* What needs to be done: Transcribe, exactly as they appear, only the lines from the one holding "What text is on this page?" through the end of the entries below.
━━━ Records for the exercise
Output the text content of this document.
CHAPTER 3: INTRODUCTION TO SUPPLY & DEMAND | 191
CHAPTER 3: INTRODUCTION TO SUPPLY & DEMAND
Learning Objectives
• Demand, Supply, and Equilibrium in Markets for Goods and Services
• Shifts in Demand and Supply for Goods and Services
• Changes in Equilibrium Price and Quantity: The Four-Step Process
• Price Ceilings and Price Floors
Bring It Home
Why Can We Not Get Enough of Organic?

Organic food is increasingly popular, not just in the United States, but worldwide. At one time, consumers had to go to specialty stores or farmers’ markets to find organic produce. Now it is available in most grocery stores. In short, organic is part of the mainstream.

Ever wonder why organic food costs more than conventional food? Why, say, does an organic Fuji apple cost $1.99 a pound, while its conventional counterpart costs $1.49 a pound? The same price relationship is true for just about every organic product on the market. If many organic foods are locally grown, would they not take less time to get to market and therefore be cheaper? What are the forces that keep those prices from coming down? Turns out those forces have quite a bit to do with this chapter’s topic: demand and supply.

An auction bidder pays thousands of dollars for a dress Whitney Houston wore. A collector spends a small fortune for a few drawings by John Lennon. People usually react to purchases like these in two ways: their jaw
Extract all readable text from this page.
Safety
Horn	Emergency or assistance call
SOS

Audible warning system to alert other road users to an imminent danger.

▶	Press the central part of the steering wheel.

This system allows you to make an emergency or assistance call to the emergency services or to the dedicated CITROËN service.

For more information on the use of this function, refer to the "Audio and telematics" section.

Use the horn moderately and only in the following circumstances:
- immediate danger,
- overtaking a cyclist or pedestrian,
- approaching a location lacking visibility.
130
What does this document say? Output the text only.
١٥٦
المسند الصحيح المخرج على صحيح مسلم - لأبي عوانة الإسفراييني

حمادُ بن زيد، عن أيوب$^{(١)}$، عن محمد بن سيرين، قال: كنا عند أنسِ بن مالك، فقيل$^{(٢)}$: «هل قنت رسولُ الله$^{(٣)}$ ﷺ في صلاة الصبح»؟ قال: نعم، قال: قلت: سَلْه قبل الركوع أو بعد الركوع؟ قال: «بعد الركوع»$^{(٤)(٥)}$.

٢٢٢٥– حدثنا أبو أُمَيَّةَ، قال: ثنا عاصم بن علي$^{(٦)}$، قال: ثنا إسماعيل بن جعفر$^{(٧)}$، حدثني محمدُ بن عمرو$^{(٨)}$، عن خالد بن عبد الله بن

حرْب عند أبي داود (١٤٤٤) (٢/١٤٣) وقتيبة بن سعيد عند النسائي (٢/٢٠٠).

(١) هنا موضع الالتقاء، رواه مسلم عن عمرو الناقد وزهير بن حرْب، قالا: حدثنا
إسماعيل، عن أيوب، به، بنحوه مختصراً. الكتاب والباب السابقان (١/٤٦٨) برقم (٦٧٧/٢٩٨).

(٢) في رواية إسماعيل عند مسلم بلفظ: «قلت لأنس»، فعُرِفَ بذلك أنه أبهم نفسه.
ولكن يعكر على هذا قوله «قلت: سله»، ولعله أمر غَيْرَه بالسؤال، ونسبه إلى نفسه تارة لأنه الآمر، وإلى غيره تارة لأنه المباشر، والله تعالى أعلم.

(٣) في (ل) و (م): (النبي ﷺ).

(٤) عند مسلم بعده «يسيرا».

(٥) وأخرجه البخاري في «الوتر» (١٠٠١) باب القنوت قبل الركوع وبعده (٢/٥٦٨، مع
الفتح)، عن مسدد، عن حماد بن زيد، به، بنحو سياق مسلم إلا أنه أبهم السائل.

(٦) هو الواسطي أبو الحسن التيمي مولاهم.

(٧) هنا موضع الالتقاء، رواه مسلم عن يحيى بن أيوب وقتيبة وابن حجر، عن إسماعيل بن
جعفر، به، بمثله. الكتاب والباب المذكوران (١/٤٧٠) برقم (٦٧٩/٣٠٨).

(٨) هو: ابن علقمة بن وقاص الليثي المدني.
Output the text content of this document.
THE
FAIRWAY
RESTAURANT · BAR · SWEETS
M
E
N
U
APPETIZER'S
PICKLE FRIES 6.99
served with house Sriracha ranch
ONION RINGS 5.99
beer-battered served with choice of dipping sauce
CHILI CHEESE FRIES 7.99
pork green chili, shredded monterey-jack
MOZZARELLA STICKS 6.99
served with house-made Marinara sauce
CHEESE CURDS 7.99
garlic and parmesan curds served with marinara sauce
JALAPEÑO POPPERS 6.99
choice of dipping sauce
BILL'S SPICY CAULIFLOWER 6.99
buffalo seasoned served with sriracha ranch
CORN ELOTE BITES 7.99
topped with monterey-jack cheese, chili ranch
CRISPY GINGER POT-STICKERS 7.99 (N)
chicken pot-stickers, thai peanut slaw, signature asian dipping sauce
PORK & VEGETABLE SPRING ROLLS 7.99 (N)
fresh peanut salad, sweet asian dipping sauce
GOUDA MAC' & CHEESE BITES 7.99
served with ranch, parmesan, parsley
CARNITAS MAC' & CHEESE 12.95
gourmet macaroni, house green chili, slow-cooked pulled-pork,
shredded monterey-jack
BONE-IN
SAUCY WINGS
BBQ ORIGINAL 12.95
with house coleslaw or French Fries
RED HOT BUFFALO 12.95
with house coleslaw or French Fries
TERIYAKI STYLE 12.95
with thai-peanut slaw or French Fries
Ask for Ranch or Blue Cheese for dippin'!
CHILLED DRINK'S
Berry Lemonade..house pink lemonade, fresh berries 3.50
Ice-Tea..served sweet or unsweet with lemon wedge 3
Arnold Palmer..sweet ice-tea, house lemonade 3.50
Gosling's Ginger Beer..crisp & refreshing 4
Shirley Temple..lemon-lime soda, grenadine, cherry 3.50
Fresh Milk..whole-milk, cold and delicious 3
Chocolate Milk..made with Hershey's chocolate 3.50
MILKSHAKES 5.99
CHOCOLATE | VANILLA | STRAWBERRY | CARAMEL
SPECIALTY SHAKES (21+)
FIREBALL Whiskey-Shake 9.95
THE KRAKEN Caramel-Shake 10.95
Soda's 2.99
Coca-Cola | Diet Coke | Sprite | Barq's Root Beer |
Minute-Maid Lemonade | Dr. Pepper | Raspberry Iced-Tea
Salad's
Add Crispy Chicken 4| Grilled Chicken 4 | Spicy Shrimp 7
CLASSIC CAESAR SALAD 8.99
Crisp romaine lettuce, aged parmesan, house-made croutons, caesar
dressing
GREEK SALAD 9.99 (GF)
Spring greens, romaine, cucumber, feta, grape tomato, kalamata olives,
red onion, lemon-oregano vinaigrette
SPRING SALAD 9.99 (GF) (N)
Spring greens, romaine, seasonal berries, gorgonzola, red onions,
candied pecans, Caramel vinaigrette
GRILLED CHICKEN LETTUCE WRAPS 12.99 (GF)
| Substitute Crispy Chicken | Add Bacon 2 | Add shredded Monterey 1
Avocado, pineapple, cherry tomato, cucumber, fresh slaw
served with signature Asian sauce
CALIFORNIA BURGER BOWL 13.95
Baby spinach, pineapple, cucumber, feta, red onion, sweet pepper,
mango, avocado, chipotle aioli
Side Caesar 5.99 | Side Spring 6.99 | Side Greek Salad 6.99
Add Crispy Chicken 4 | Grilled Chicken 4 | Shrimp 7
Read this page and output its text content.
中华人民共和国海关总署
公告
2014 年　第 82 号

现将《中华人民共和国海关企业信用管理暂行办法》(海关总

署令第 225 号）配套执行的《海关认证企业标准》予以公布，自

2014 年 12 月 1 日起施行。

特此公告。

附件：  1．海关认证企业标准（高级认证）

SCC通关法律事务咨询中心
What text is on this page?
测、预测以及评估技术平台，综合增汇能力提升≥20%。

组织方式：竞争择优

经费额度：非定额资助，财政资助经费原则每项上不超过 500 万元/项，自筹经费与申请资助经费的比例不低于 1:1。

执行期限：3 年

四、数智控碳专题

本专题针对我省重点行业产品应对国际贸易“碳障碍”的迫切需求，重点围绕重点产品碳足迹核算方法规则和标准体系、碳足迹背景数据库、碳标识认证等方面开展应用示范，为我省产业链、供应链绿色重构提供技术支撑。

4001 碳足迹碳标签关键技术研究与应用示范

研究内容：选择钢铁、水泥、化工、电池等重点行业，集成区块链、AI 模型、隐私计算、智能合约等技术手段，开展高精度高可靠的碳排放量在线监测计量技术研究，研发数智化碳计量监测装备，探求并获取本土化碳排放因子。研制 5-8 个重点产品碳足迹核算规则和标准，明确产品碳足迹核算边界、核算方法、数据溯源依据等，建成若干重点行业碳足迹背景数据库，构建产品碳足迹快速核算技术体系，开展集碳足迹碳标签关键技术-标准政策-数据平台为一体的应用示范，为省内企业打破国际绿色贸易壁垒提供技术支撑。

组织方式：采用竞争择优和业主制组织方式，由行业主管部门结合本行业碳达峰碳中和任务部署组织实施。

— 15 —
━━━━━━
* Written answer:
What text is on this page?
测、预测以及评估技术平台，综合增汇能力提升≥20%。

组织方式：竞争择优

经费额度：非定额资助，财政资助经费原则每项上不超过 500 万元/项，自筹经费与申请资助经费的比例不低于 1:1。

执行期限：3 年

四、数智控碳专题

本专题针对我省重点行业产品应对国际贸易“碳障碍”的迫切需求，重点围绕重点产品碳足迹核算方法规则和标准体系、碳足迹背景数据库、碳标识认证等方面开展应用示范，为我省产业链、供应链绿色重构提供技术支撑。

4001 碳足迹碳标签关键技术研究与应用示范

研究内容：选择钢铁、水泥、化工、电池等重点行业，集成区块链、AI 模型、隐私计算、智能合约等技术手段，开展高精度高可靠的碳排放量在线监测计量技术研究，研发数智化碳计量监测装备，探求并获取本土化碳排放因子。研制 5-8 个重点产品碳足迹核算规则和标准，明确产品碳足迹核算边界、核算方法、数据溯源依据等，建成若干重点行业碳足迹背景数据库，构建产品碳足迹快速核算技术体系，开展集碳足迹碳标签关键技术-标准政策-数据平台为一体的应用示范，为省内企业打破国际绿色贸易壁垒提供技术支撑。

组织方式：采用竞争择优和业主制组织方式，由行业主管部门结合本行业碳达峰碳中和任务部署组织实施。

— 15 —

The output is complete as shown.